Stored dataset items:
:::::

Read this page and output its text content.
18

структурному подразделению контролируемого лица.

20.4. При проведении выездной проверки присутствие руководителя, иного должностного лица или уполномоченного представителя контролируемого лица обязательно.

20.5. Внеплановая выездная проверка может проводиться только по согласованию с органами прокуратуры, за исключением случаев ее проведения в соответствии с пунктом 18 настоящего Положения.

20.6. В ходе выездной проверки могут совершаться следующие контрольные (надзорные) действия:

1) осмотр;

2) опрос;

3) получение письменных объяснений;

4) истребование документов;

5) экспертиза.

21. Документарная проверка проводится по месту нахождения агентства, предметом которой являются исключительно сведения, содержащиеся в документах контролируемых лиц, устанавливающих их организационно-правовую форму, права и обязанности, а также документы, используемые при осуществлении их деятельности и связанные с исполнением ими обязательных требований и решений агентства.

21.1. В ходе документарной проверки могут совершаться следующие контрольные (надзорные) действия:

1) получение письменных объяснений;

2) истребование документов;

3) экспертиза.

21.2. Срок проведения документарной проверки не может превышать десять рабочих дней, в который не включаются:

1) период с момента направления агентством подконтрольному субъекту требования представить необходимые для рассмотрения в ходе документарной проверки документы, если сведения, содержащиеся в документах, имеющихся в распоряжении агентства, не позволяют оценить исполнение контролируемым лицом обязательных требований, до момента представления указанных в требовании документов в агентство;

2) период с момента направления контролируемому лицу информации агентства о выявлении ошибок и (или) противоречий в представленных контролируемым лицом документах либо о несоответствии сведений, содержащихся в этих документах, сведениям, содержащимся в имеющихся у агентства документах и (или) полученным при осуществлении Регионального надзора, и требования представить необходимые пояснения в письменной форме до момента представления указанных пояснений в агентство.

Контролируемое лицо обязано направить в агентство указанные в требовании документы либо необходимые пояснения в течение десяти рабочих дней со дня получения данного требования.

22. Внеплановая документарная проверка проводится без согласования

:::::

Problem statement:
Your task is to repeat each line of the material exactly.

Result:
Read this page and output its text content.
18

структурному подразделению контролируемого лица.

20.4. При проведении выездной проверки присутствие руководителя, иного должностного лица или уполномоченного представителя контролируемого лица обязательно.

20.5. Внеплановая выездная проверка может проводиться только по согласованию с органами прокуратуры, за исключением случаев ее проведения в соответствии с пунктом 18 настоящего Положения.

20.6. В ходе выездной проверки могут совершаться следующие контрольные (надзорные) действия:

1) осмотр;

2) опрос;

3) получение письменных объяснений;

4) истребование документов;

5) экспертиза.

21. Документарная проверка проводится по месту нахождения агентства, предметом которой являются исключительно сведения, содержащиеся в документах контролируемых лиц, устанавливающих их организационно-правовую форму, права и обязанности, а также документы, используемые при осуществлении их деятельности и связанные с исполнением ими обязательных требований и решений агентства.

21.1. В ходе документарной проверки могут совершаться следующие контрольные (надзорные) действия:

1) получение письменных объяснений;

2) истребование документов;

3) экспертиза.

21.2. Срок проведения документарной проверки не может превышать десять рабочих дней, в который не включаются:

1) период с момента направления агентством подконтрольному субъекту требования представить необходимые для рассмотрения в ходе документарной проверки документы, если сведения, содержащиеся в документах, имеющихся в распоряжении агентства, не позволяют оценить исполнение контролируемым лицом обязательных требований, до момента представления указанных в требовании документов в агентство;

2) период с момента направления контролируемому лицу информации агентства о выявлении ошибок и (или) противоречий в представленных контролируемым лицом документах либо о несоответствии сведений, содержащихся в этих документах, сведениям, содержащимся в имеющихся у агентства документах и (или) полученным при осуществлении Регионального надзора, и требования представить необходимые пояснения в письменной форме до момента представления указанных пояснений в агентство.

Контролируемое лицо обязано направить в агентство указанные в требовании документы либо необходимые пояснения в течение десяти рабочих дней со дня получения данного требования.

22. Внеплановая документарная проверка проводится без согласования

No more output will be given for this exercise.